Copy out each line that mentions the word "milliseconds".

::: SUPPLIED MATERIAL :::

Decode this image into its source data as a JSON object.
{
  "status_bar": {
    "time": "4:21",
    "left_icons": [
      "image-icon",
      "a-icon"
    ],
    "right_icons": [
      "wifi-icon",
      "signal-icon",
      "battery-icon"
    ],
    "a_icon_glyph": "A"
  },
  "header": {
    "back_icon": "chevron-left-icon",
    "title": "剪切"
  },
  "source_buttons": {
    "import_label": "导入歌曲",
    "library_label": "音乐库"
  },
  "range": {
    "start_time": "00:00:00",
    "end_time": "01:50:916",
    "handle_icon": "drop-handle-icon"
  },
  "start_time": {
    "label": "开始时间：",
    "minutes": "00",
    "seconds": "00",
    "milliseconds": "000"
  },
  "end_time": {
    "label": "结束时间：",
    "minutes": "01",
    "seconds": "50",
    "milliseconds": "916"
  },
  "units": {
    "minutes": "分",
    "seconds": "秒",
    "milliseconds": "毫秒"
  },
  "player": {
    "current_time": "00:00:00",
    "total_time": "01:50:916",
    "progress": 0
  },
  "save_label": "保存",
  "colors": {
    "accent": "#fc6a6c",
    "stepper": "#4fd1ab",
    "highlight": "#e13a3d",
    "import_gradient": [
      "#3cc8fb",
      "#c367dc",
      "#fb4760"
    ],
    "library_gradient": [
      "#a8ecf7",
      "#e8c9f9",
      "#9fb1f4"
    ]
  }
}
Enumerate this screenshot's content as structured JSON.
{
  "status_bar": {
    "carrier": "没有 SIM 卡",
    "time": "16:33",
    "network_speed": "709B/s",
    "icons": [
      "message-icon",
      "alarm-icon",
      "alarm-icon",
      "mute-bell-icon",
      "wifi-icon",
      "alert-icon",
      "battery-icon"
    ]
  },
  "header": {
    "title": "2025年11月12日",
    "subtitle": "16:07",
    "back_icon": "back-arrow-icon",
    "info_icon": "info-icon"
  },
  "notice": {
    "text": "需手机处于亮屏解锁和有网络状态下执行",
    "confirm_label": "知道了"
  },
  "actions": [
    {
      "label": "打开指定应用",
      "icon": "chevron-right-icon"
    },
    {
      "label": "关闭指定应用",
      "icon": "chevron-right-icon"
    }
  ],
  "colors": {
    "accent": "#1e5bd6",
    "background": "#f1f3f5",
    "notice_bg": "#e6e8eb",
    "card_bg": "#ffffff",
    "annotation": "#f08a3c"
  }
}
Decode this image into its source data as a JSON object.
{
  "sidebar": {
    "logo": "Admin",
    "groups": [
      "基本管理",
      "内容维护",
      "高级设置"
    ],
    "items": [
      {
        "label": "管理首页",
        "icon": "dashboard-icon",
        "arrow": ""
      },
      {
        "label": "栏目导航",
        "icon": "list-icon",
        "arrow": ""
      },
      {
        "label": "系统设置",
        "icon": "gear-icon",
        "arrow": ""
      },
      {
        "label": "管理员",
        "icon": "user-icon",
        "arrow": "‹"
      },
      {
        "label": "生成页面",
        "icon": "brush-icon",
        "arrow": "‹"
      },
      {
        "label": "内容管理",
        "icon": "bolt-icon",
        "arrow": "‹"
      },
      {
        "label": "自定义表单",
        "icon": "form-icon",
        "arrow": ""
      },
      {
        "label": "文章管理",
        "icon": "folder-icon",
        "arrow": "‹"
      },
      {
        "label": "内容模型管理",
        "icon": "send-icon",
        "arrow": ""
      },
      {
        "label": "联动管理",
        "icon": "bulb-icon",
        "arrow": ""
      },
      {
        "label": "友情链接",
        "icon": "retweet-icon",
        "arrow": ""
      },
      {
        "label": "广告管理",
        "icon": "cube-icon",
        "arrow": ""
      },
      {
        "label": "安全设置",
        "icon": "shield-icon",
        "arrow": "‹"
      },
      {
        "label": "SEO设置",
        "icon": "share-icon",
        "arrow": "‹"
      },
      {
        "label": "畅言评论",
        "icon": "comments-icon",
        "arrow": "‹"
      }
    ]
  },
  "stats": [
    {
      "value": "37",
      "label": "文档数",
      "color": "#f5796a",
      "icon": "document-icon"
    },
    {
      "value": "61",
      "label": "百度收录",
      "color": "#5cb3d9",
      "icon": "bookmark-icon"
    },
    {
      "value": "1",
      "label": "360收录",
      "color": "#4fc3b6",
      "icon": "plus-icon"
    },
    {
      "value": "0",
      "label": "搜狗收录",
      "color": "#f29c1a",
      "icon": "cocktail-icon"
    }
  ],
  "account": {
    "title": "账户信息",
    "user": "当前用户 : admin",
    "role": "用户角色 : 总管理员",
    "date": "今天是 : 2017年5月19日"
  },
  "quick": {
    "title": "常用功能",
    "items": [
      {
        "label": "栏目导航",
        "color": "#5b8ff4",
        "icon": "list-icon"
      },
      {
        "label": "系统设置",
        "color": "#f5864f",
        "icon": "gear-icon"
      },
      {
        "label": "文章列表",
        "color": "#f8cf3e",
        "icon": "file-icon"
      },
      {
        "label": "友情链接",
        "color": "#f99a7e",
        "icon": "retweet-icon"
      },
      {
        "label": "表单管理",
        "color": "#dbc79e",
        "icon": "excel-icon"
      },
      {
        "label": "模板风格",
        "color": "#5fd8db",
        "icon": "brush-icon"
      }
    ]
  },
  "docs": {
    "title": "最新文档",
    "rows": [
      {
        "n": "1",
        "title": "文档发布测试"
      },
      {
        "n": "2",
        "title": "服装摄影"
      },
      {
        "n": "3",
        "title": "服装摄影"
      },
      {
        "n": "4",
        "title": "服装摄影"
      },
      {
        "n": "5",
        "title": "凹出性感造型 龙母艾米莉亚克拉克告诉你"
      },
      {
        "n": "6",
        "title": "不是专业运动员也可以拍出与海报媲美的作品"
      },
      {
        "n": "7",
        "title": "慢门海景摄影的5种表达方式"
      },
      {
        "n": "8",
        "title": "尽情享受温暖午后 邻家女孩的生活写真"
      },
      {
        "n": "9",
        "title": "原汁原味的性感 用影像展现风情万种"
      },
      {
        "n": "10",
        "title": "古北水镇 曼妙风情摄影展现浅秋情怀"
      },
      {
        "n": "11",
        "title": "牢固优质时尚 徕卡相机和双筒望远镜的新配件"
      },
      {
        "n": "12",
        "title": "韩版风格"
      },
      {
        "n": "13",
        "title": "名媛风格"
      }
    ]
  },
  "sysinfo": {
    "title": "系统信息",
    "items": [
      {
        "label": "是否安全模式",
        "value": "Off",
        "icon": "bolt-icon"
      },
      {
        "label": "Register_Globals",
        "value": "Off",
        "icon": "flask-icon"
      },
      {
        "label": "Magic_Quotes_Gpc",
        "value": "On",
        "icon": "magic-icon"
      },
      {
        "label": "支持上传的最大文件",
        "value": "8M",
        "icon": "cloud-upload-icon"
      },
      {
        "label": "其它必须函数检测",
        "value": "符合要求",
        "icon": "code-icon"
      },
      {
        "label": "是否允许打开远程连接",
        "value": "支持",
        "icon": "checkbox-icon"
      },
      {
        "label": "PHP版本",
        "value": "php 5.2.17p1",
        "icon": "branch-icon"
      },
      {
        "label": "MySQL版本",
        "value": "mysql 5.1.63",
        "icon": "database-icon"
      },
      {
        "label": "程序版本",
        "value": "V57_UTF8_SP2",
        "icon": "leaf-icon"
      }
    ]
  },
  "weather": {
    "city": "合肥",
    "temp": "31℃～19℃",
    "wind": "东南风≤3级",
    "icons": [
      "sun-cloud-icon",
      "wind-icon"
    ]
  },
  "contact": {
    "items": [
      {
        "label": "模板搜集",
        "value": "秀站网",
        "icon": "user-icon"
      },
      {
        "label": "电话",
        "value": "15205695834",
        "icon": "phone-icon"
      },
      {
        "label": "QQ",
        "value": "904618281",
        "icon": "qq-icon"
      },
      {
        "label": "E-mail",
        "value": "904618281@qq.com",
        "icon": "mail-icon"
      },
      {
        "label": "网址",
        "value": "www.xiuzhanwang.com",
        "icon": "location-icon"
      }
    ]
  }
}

:::

_FINISHED ANSWER_
    "milliseconds": "000"
    "milliseconds": "916"
    "milliseconds": "毫秒"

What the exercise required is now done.